══ Exercise inputs ══

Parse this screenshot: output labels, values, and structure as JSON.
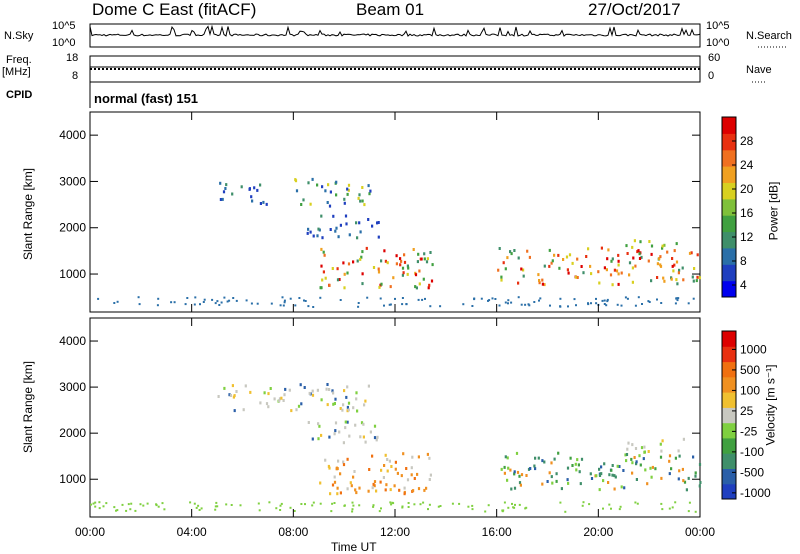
{
  "header": {
    "station": "Dome C East (fitACF)",
    "beam": "Beam 01",
    "date": "27/Oct/2017"
  },
  "strips": {
    "nsky_label": "N.Sky",
    "nsky_ticks": [
      "10^5",
      "10^0"
    ],
    "nsearch_label": "N.Search",
    "nsearch_ticks": [
      "10^5",
      "10^0"
    ],
    "freq_label_1": "Freq.",
    "freq_label_2": "[MHz]",
    "freq_ticks": [
      "18",
      "8"
    ],
    "nave_label": "Nave",
    "nave_ticks": [
      "60",
      "0"
    ],
    "cpid_label": "CPID",
    "cpid_value": "normal (fast) 151"
  },
  "chart_data": [
    {
      "type": "heatmap",
      "name": "power-panel",
      "ylabel": "Slant Range [km]",
      "yticks": [
        "4000",
        "3000",
        "2000",
        "1000"
      ],
      "ylim": [
        180,
        4500
      ],
      "xlim": [
        0,
        24
      ],
      "colorbar_label": "Power [dB]",
      "colorbar_ticks": [
        "28",
        "24",
        "20",
        "16",
        "12",
        "8",
        "4"
      ],
      "colorbar_colors": [
        "#0000ee",
        "#1f3fbf",
        "#2a6fa8",
        "#3f8f6a",
        "#40a040",
        "#7fc03a",
        "#d8d020",
        "#f0a020",
        "#f07020",
        "#e83010",
        "#dd0000"
      ],
      "scatter_regions": [
        {
          "t0": 5.0,
          "t1": 7.0,
          "r0": 2500,
          "r1": 3000,
          "dominant": "low"
        },
        {
          "t0": 8.0,
          "t1": 11.0,
          "r0": 2500,
          "r1": 3100,
          "dominant": "mixed"
        },
        {
          "t0": 8.5,
          "t1": 11.5,
          "r0": 1800,
          "r1": 2300,
          "dominant": "low"
        },
        {
          "t0": 9.0,
          "t1": 13.5,
          "r0": 700,
          "r1": 1600,
          "dominant": "high"
        },
        {
          "t0": 16.0,
          "t1": 24.0,
          "r0": 800,
          "r1": 1600,
          "dominant": "high"
        },
        {
          "t0": 21.0,
          "t1": 23.5,
          "r0": 1600,
          "r1": 1800,
          "dominant": "mid"
        }
      ]
    },
    {
      "type": "heatmap",
      "name": "velocity-panel",
      "ylabel": "Slant Range [km]",
      "yticks": [
        "4000",
        "3000",
        "2000",
        "1000"
      ],
      "ylim": [
        180,
        4500
      ],
      "xlim": [
        0,
        24
      ],
      "colorbar_label": "Velocity [m s⁻¹]",
      "colorbar_ticks": [
        "1000",
        "500",
        "100",
        "25",
        "-25",
        "-100",
        "-500",
        "-1000"
      ],
      "colorbar_colors": [
        "#1f3fbf",
        "#2a5fa8",
        "#3f8f6a",
        "#40a040",
        "#7fd040",
        "#c8c8c0",
        "#f0c030",
        "#f09020",
        "#f07010",
        "#e83010",
        "#dd0000"
      ],
      "scatter_regions": [
        {
          "t0": 5.0,
          "t1": 11.0,
          "r0": 2500,
          "r1": 3100,
          "dominant": "gray"
        },
        {
          "t0": 8.5,
          "t1": 11.5,
          "r0": 1800,
          "r1": 2300,
          "dominant": "gray"
        },
        {
          "t0": 9.0,
          "t1": 13.5,
          "r0": 700,
          "r1": 1600,
          "dominant": "orange"
        },
        {
          "t0": 16.0,
          "t1": 24.0,
          "r0": 800,
          "r1": 1600,
          "dominant": "green"
        },
        {
          "t0": 21.0,
          "t1": 23.5,
          "r0": 1600,
          "r1": 1900,
          "dominant": "gray"
        }
      ]
    }
  ],
  "xaxis": {
    "label": "Time UT",
    "ticks": [
      "00:00",
      "04:00",
      "08:00",
      "12:00",
      "16:00",
      "20:00",
      "00:00"
    ]
  }
}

═══

Task statement
Without the pictures, print the whole listing exactly as given.

Correct output
Parse this screenshot: output labels, values, and structure as JSON.
{
  "header": {
    "station": "Dome C East (fitACF)",
    "beam": "Beam 01",
    "date": "27/Oct/2017"
  },
  "strips": {
    "nsky_label": "N.Sky",
    "nsky_ticks": [
      "10^5",
      "10^0"
    ],
    "nsearch_label": "N.Search",
    "nsearch_ticks": [
      "10^5",
      "10^0"
    ],
    "freq_label_1": "Freq.",
    "freq_label_2": "[MHz]",
    "freq_ticks": [
      "18",
      "8"
    ],
    "nave_label": "Nave",
    "nave_ticks": [
      "60",
      "0"
    ],
    "cpid_label": "CPID",
    "cpid_value": "normal (fast) 151"
  },
  "chart_data": [
    {
      "type": "heatmap",
      "name": "power-panel",
      "ylabel": "Slant Range [km]",
      "yticks": [
        "4000",
        "3000",
        "2000",
        "1000"
      ],
      "ylim": [
        180,
        4500
      ],
      "xlim": [
        0,
        24
      ],
      "colorbar_label": "Power [dB]",
      "colorbar_ticks": [
        "28",
        "24",
        "20",
        "16",
        "12",
        "8",
        "4"
      ],
      "colorbar_colors": [
        "#0000ee",
        "#1f3fbf",
        "#2a6fa8",
        "#3f8f6a",
        "#40a040",
        "#7fc03a",
        "#d8d020",
        "#f0a020",
        "#f07020",
        "#e83010",
        "#dd0000"
      ],
      "scatter_regions": [
        {
          "t0": 5.0,
          "t1": 7.0,
          "r0": 2500,
          "r1": 3000,
          "dominant": "low"
        },
        {
          "t0": 8.0,
          "t1": 11.0,
          "r0": 2500,
          "r1": 3100,
          "dominant": "mixed"
        },
        {
          "t0": 8.5,
          "t1": 11.5,
          "r0": 1800,
          "r1": 2300,
          "dominant": "low"
        },
        {
          "t0": 9.0,
          "t1": 13.5,
          "r0": 700,
          "r1": 1600,
          "dominant": "high"
        },
        {
          "t0": 16.0,
          "t1": 24.0,
          "r0": 800,
          "r1": 1600,
          "dominant": "high"
        },
        {
          "t0": 21.0,
          "t1": 23.5,
          "r0": 1600,
          "r1": 1800,
          "dominant": "mid"
        }
      ]
    },
    {
      "type": "heatmap",
      "name": "velocity-panel",
      "ylabel": "Slant Range [km]",
      "yticks": [
        "4000",
        "3000",
        "2000",
        "1000"
      ],
      "ylim": [
        180,
        4500
      ],
      "xlim": [
        0,
        24
      ],
      "colorbar_label": "Velocity [m s⁻¹]",
      "colorbar_ticks": [
        "1000",
        "500",
        "100",
        "25",
        "-25",
        "-100",
        "-500",
        "-1000"
      ],
      "colorbar_colors": [
        "#1f3fbf",
        "#2a5fa8",
        "#3f8f6a",
        "#40a040",
        "#7fd040",
        "#c8c8c0",
        "#f0c030",
        "#f09020",
        "#f07010",
        "#e83010",
        "#dd0000"
      ],
      "scatter_regions": [
        {
          "t0": 5.0,
          "t1": 11.0,
          "r0": 2500,
          "r1": 3100,
          "dominant": "gray"
        },
        {
          "t0": 8.5,
          "t1": 11.5,
          "r0": 1800,
          "r1": 2300,
          "dominant": "gray"
        },
        {
          "t0": 9.0,
          "t1": 13.5,
          "r0": 700,
          "r1": 1600,
          "dominant": "orange"
        },
        {
          "t0": 16.0,
          "t1": 24.0,
          "r0": 800,
          "r1": 1600,
          "dominant": "green"
        },
        {
          "t0": 21.0,
          "t1": 23.5,
          "r0": 1600,
          "r1": 1900,
          "dominant": "gray"
        }
      ]
    }
  ],
  "xaxis": {
    "label": "Time UT",
    "ticks": [
      "00:00",
      "04:00",
      "08:00",
      "12:00",
      "16:00",
      "20:00",
      "00:00"
    ]
  }
}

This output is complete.